─── Dataset excerpts ───

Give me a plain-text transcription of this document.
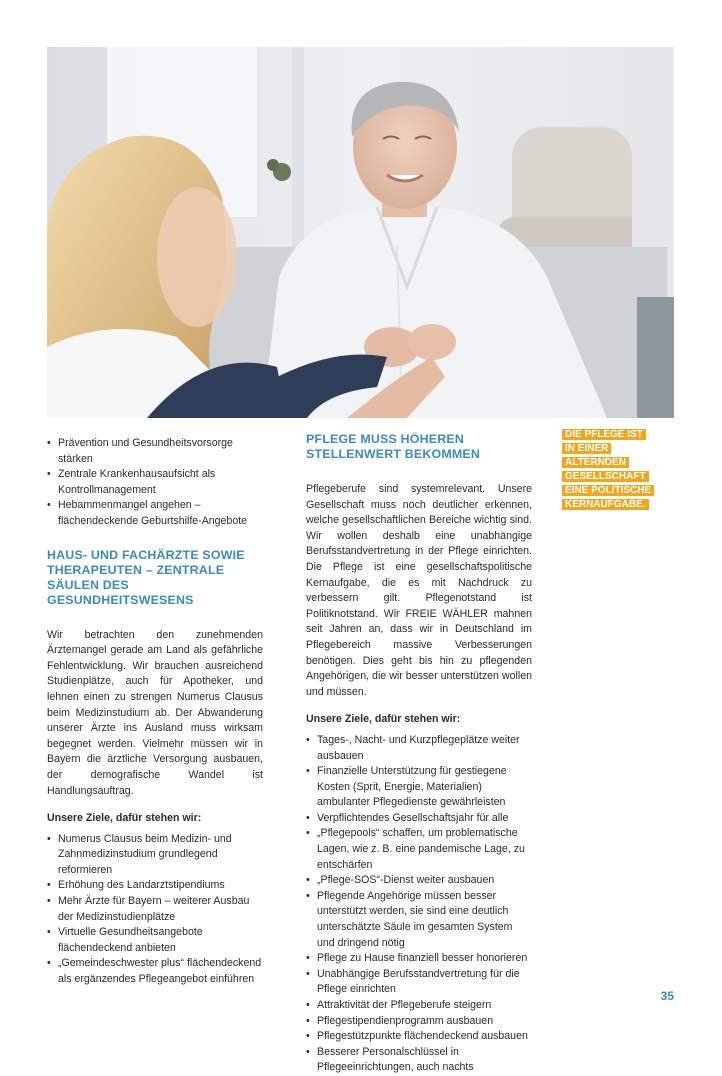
• Prävention und Gesundheitsvorsorge stärken
• Zentrale Krankenhausaufsicht als Kontrollmanagement
• Hebammenmangel angehen – flächendeckende Geburtshilfe-Angebote
HAUS- UND FACHÄRZTE SOWIE THERAPEUTEN – ZENTRALE SÄULEN DES GESUNDHEITSWESENS

Wir betrachten den zunehmenden Ärztemangel gerade am Land als gefährliche Fehlentwicklung. Wir brauchen ausreichend Studienplätze, auch für Apotheker, und lehnen einen zu strengen Numerus Clausus beim Medizinstudium ab. Der Abwanderung unserer Ärzte ins Ausland muss wirksam begegnet werden. Vielmehr müssen wir in Bayern die ärztliche Versorgung ausbauen, der demografische Wandel ist Handlungsauftrag.

Unsere Ziele, dafür stehen wir:
• Numerus Clausus beim Medizin- und Zahnmedizinstudium grundlegend reformieren
• Erhöhung des Landarztstipendiums
• Mehr Ärzte für Bayern – weiterer Ausbau der Medizinstudienplätze
• Virtuelle Gesundheitsangebote flächendeckend anbieten
• „Gemeindeschwester plus“ flächendeckend als ergänzendes Pflegeangebot einführen
PFLEGE MUSS HÖHEREN STELLENWERT BEKOMMEN

Pflegeberufe sind systemrelevant. Unsere Gesellschaft muss noch deutlicher erkennen, welche gesellschaftlichen Bereiche wichtig sind. Wir wollen deshalb eine unabhängige Berufsstandvertretung in der Pflege einrichten. Die Pflege ist eine gesellschaftspolitische Kernaufgabe, die es mit Nachdruck zu verbessern gilt. Pflegenotstand ist Politiknotstand. Wir FREIE WÄHLER mahnen seit Jahren an, dass wir in Deutschland im Pflegebereich massive Verbesserungen benötigen. Dies geht bis hin zu pflegenden Angehörigen, die wir besser unterstützen wollen und müssen.

Unsere Ziele, dafür stehen wir:
• Tages-, Nacht- und Kurzpflegeplätze weiter ausbauen
• Finanzielle Unterstützung für gestiegene Kosten (Sprit, Energie, Materialien) ambulanter Pflegedienste gewährleisten
• Verpflichtendes Gesellschaftsjahr für alle
• „Pflegepools“ schaffen, um problematische Lagen, wie z. B. eine pandemische Lage, zu entschärfen
• „Pflege-SOS“-Dienst weiter ausbauen
• Pflegende Angehörige müssen besser unterstützt werden, sie sind eine deutlich unterschätzte Säule im gesamten System und dringend nötig
• Pflege zu Hause finanziell besser honorieren
• Unabhängige Berufsstandvertretung für die Pflege einrichten
• Attraktivität der Pflegeberufe steigern
• Pflegestipendienprogramm ausbauen
• Pflegestützpunkte flächendeckend ausbauen
• Besserer Personalschlüssel in Pflegeeinrichtungen, auch nachts
DIE PFLEGE IST IN EINER ALTERNDEN GESELLSCHAFT EINE POLITISCHE KERNAUFGABE.
35
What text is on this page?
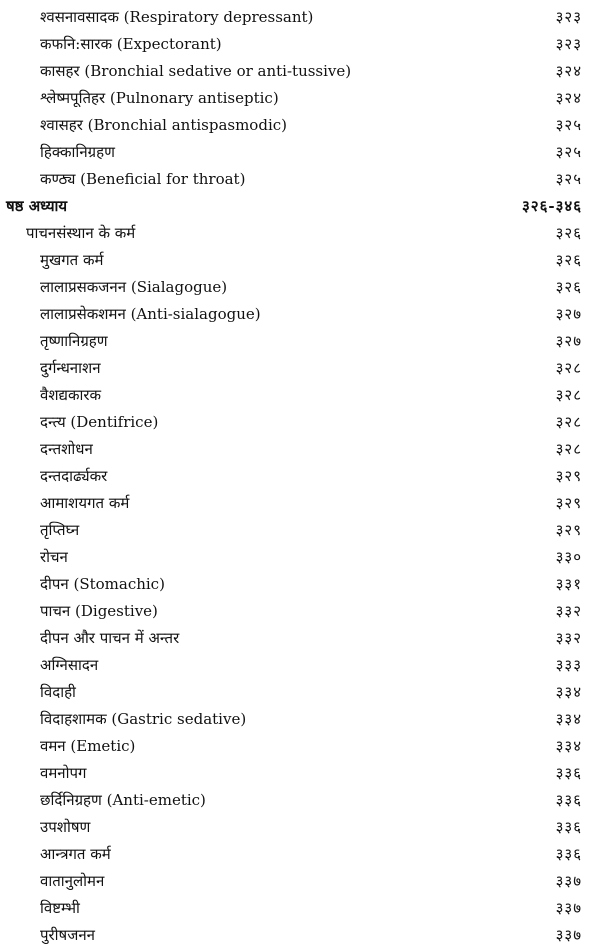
श्वसनावसादक (Respiratory depressant)	३२३
कफनि:सारक (Expectorant)	३२३
कासहर (Bronchial sedative or anti-tussive)	३२४
श्लेष्मपूतिहर (Pulnonary antiseptic)	३२४
श्वासहर (Bronchial antispasmodic)	३२५
हिक्कानिग्रहण	३२५
कण्ठ्य (Beneficial for throat)	३२५
षष्ठ अध्याय	३२६-३४६
पाचनसंस्थान के कर्म	३२६
मुखगत कर्म	३२६
लालाप्रसकजनन (Sialagogue)	३२६
लालाप्रसेकशमन (Anti-sialagogue)	३२७
तृष्णानिग्रहण	३२७
दुर्गन्धनाशन	३२८
वैशद्यकारक	३२८
दन्त्य (Dentifrice)	३२८
दन्तशोधन	३२८
दन्तदार्ढ्यकर	३२९
आमाशयगत कर्म	३२९
तृप्तिघ्न	३२९
रोचन	३३०
दीपन (Stomachic)	३३१
पाचन (Digestive)	३३२
दीपन और पाचन में अन्तर	३३२
अग्निसादन	३३३
विदाही	३३४
विदाहशामक (Gastric sedative)	३३४
वमन (Emetic)	३३४
वमनोपग	३३६
छर्दिनिग्रहण (Anti-emetic)	३३६
उपशोषण	३३६
आन्त्रगत कर्म	३३६
वातानुलोमन	३३७
विष्टम्भी	३३७
पुरीषजनन	३३७
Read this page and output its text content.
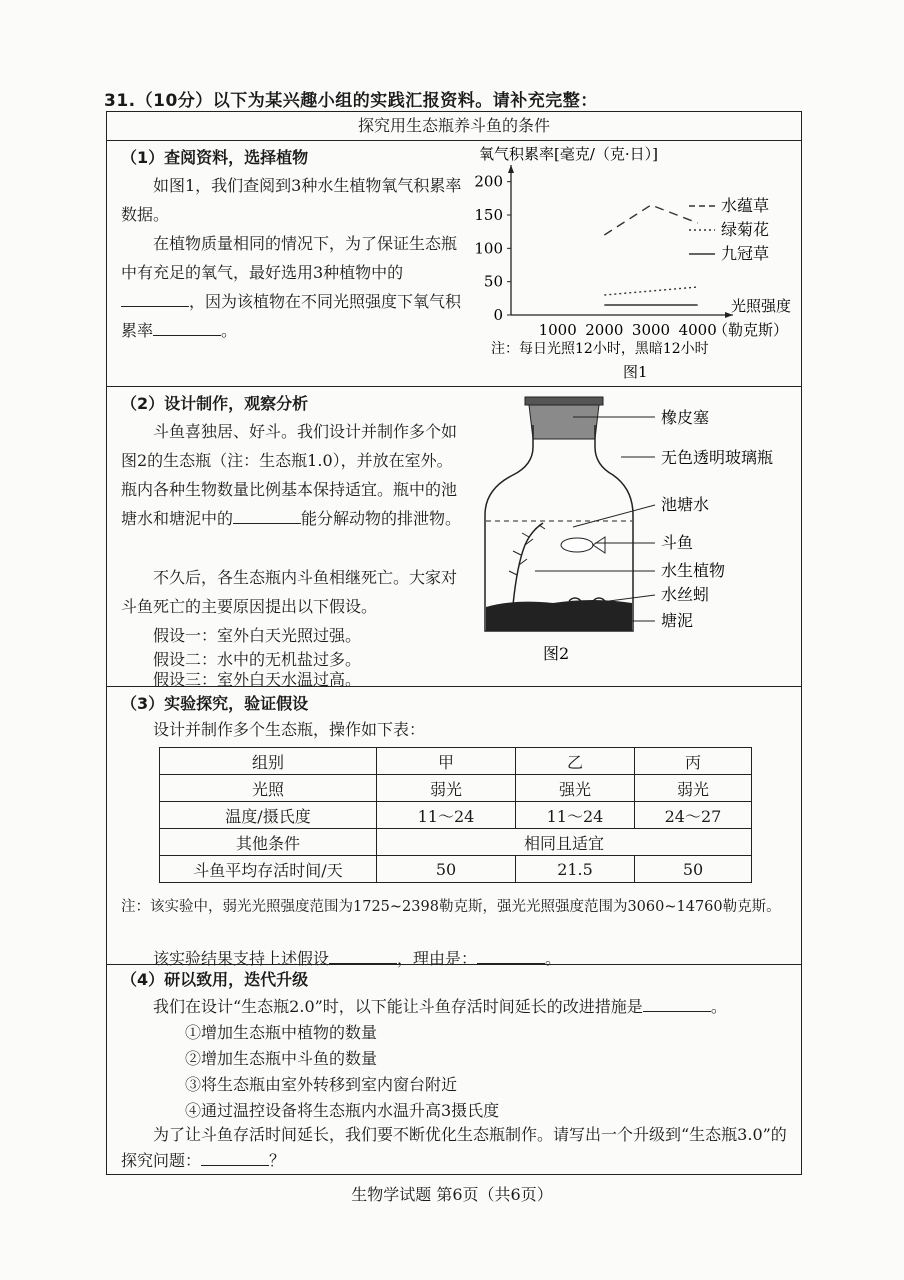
31.（10分）以下为某兴趣小组的实践汇报资料。请补充完整：
探究用生态瓶养斗鱼的条件
（1）查阅资料，选择植物
如图1，我们查阅到3种水生植物氧气积累率数据。
在植物质量相同的情况下，为了保证生态瓶中有充足的氧气，最好选用3种植物中的，因为该植物在不同光照强度下氧气积累率	。
氧气积累率[毫克/（克·日）]
0
50
100
150
200
1000 2000 3000 4000
水蕴草
绿菊花
九冠草
光照强度
（勒克斯）
注：每日光照12小时，黑暗12小时
图1
（2）设计制作，观察分析
斗鱼喜独居、好斗。我们设计并制作多个如图2的生态瓶（注：生态瓶1.0），并放在室外。瓶内各种生物数量比例基本保持适宜。瓶中的池塘水和塘泥中的	能分解动物的排泄物。
不久后，各生态瓶内斗鱼相继死亡。大家对斗鱼死亡的主要原因提出以下假设。
假设一：室外白天光照过强。
假设二：水中的无机盐过多。
假设三：室外白天水温过高。
橡皮塞
无色透明玻璃瓶
池塘水
斗鱼
水生植物
水丝蚓
塘泥
图2
（3）实验探究，验证假设
设计并制作多个生态瓶，操作如下表：
组别	甲	乙	丙
光照	弱光	强光	弱光
温度/摄氏度	11～24	11～24	24～27
其他条件	相同且适宜		
斗鱼平均存活时间/天	50	21.5	50
注：该实验中，弱光光照强度范围为1725~2398勒克斯，强光光照强度范围为3060~14760勒克斯。
该实验结果支持上述假设	，理由是：	。
（4）研以致用，迭代升级
我们在设计“生态瓶2.0”时，以下能让斗鱼存活时间延长的改进措施是	。
①增加生态瓶中植物的数量
②增加生态瓶中斗鱼的数量
③将生态瓶由室外转移到室内窗台附近
④通过温控设备将生态瓶内水温升高3摄氏度
为了让斗鱼存活时间延长，我们要不断优化生态瓶制作。请写出一个升级到“生态瓶3.0”的探究问题：	？
生物学试题 第6页（共6页）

───

> **Work required**
Quote exactly the lines from the one that contains "Read this page and output its text content." through the end of the listing above, both ends included, leaving out the pictures.

> **Solution**
Read this page and output its text content.
31.（10分）以下为某兴趣小组的实践汇报资料。请补充完整：
探究用生态瓶养斗鱼的条件
（1）查阅资料，选择植物
如图1，我们查阅到3种水生植物氧气积累率数据。
在植物质量相同的情况下，为了保证生态瓶中有充足的氧气，最好选用3种植物中的，因为该植物在不同光照强度下氧气积累率	。
氧气积累率[毫克/（克·日）]
0
50
100
150
200
1000 2000 3000 4000
水蕴草
绿菊花
九冠草
光照强度
（勒克斯）
注：每日光照12小时，黑暗12小时
图1
（2）设计制作，观察分析
斗鱼喜独居、好斗。我们设计并制作多个如图2的生态瓶（注：生态瓶1.0），并放在室外。瓶内各种生物数量比例基本保持适宜。瓶中的池塘水和塘泥中的	能分解动物的排泄物。
不久后，各生态瓶内斗鱼相继死亡。大家对斗鱼死亡的主要原因提出以下假设。
假设一：室外白天光照过强。
假设二：水中的无机盐过多。
假设三：室外白天水温过高。
橡皮塞
无色透明玻璃瓶
池塘水
斗鱼
水生植物
水丝蚓
塘泥
图2
（3）实验探究，验证假设
设计并制作多个生态瓶，操作如下表：
组别	甲	乙	丙
光照	弱光	强光	弱光
温度/摄氏度	11～24	11～24	24～27
其他条件	相同且适宜		
斗鱼平均存活时间/天	50	21.5	50
注：该实验中，弱光光照强度范围为1725~2398勒克斯，强光光照强度范围为3060~14760勒克斯。
该实验结果支持上述假设	，理由是：	。
（4）研以致用，迭代升级
我们在设计“生态瓶2.0”时，以下能让斗鱼存活时间延长的改进措施是	。
①增加生态瓶中植物的数量
②增加生态瓶中斗鱼的数量
③将生态瓶由室外转移到室内窗台附近
④通过温控设备将生态瓶内水温升高3摄氏度
为了让斗鱼存活时间延长，我们要不断优化生态瓶制作。请写出一个升级到“生态瓶3.0”的探究问题：	？
生物学试题 第6页（共6页）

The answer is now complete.